[What is required]
Omit the pictures and output every entry below exactly as written.

[Data section]
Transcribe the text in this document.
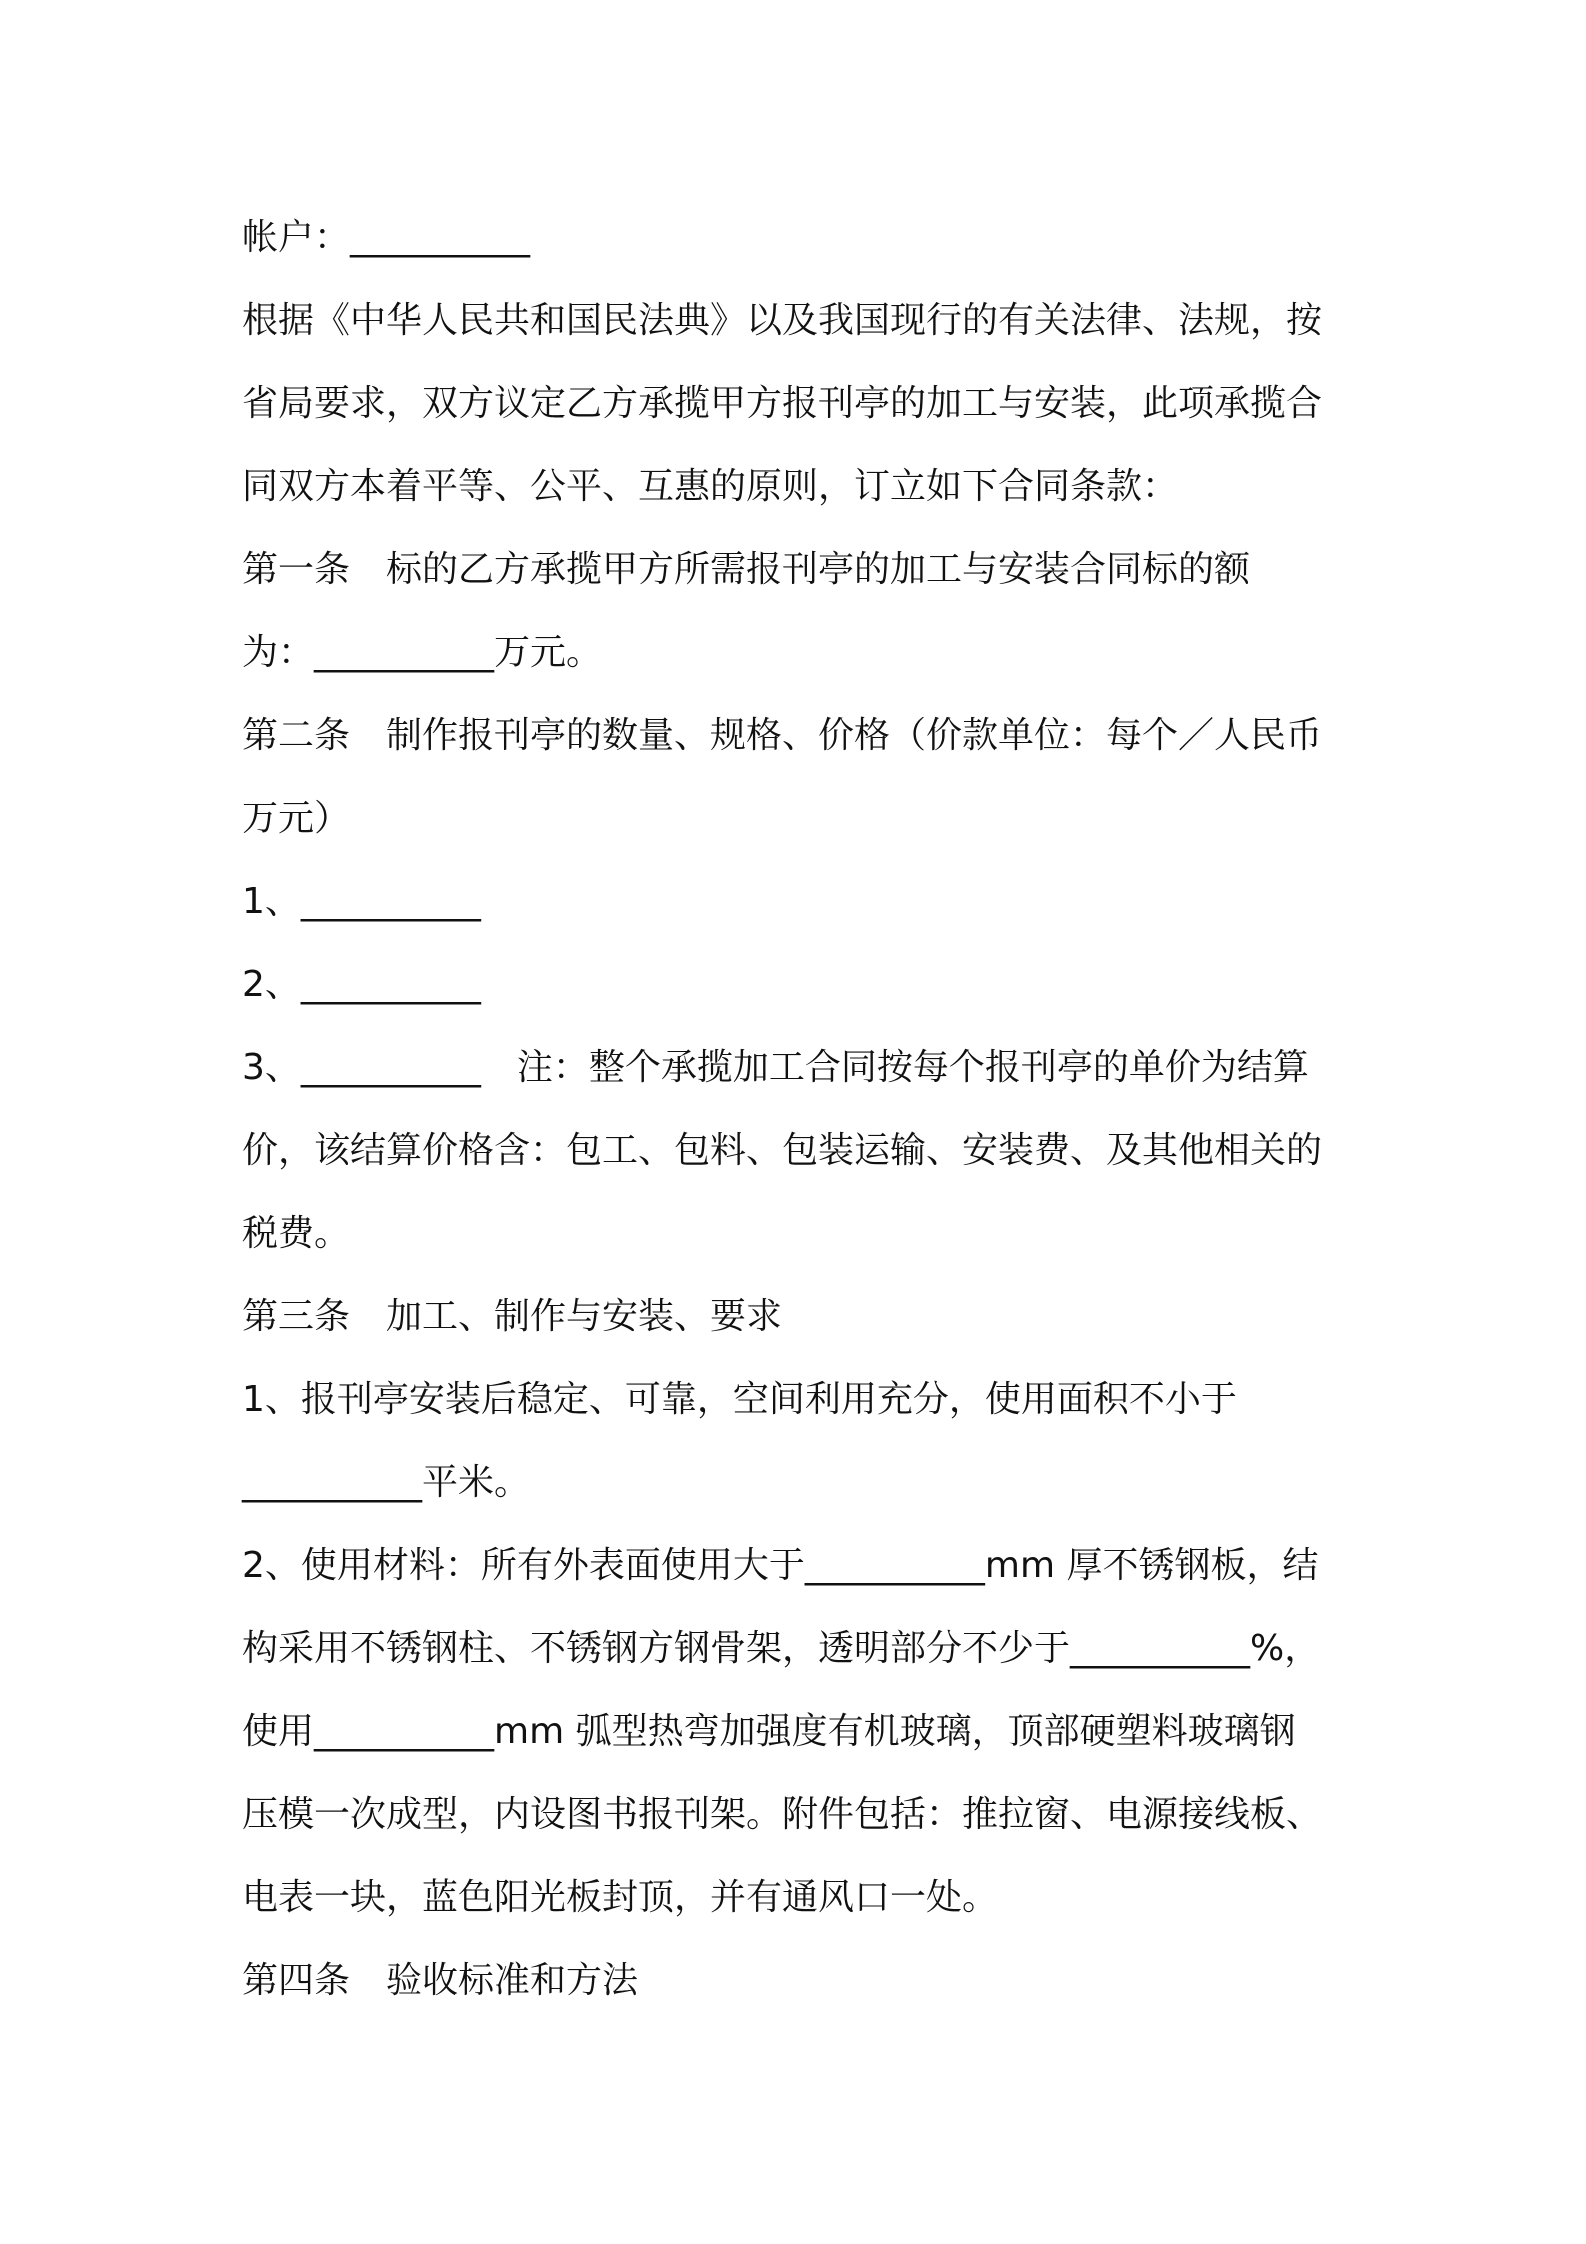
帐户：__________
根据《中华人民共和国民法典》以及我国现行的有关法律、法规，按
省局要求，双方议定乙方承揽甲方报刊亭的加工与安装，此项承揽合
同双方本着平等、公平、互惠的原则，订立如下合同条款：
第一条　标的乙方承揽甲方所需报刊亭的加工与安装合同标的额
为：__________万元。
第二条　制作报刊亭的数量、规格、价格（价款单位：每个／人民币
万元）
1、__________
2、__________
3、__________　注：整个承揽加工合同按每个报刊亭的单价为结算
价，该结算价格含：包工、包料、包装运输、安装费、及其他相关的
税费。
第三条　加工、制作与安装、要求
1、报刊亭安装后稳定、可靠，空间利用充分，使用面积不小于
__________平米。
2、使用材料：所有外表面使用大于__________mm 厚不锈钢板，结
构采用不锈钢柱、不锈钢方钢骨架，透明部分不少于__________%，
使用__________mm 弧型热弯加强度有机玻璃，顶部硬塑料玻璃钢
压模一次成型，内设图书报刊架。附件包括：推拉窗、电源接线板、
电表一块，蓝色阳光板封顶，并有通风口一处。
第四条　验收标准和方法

[Reply]
Transcribe the text in this document.
帐户：__________
根据《中华人民共和国民法典》以及我国现行的有关法律、法规，按
省局要求，双方议定乙方承揽甲方报刊亭的加工与安装，此项承揽合
同双方本着平等、公平、互惠的原则，订立如下合同条款：
第一条　标的乙方承揽甲方所需报刊亭的加工与安装合同标的额
为：__________万元。
第二条　制作报刊亭的数量、规格、价格（价款单位：每个／人民币
万元）
1、__________
2、__________
3、__________　注：整个承揽加工合同按每个报刊亭的单价为结算
价，该结算价格含：包工、包料、包装运输、安装费、及其他相关的
税费。
第三条　加工、制作与安装、要求
1、报刊亭安装后稳定、可靠，空间利用充分，使用面积不小于
__________平米。
2、使用材料：所有外表面使用大于__________mm 厚不锈钢板，结
构采用不锈钢柱、不锈钢方钢骨架，透明部分不少于__________%，
使用__________mm 弧型热弯加强度有机玻璃，顶部硬塑料玻璃钢
压模一次成型，内设图书报刊架。附件包括：推拉窗、电源接线板、
电表一块，蓝色阳光板封顶，并有通风口一处。
第四条　验收标准和方法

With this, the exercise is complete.